◆ Do this: Pick out each line of the records in which the word "scharfe" appears.

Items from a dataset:
☆ ☆ ☆

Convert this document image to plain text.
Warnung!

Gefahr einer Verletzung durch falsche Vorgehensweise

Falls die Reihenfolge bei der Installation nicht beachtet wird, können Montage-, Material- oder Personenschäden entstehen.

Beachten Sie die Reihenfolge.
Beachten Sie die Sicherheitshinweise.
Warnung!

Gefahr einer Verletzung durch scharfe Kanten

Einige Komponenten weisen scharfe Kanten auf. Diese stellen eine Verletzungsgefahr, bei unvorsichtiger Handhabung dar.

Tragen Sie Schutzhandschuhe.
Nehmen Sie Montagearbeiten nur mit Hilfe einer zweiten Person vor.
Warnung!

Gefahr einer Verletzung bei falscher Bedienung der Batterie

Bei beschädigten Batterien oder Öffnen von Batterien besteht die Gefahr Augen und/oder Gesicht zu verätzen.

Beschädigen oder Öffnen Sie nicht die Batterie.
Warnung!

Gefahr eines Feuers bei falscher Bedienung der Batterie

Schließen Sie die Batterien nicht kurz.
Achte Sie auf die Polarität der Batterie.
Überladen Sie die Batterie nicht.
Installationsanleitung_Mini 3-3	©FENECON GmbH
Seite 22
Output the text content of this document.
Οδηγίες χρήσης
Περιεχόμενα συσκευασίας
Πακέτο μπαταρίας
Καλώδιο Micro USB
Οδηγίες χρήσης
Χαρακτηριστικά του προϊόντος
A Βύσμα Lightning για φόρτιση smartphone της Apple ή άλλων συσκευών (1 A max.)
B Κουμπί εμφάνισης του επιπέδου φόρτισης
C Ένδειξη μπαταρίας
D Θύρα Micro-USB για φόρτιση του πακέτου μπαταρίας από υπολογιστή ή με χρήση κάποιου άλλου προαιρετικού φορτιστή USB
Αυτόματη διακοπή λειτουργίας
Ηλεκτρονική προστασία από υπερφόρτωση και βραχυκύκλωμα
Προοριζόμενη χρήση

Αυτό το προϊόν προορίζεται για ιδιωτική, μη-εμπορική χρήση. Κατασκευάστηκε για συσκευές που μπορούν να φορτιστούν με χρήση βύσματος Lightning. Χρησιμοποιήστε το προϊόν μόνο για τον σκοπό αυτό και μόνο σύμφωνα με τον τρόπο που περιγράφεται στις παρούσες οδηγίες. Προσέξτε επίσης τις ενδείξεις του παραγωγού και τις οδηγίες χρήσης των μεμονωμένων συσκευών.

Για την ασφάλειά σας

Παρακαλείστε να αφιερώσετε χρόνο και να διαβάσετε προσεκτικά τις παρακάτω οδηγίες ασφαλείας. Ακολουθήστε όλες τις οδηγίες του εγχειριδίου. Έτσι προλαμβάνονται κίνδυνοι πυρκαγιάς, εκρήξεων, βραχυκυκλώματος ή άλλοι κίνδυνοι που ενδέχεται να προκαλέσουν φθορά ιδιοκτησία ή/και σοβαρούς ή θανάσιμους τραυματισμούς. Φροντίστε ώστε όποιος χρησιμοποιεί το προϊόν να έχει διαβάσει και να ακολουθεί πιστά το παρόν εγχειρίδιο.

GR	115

☆ ☆ ☆

◆ Task result:
Gefahr einer Verletzung durch scharfe Kanten
Einige Komponenten weisen scharfe Kanten auf. Diese stellen eine Verletzungsgefahr, bei unvorsichtiger Handhabung dar.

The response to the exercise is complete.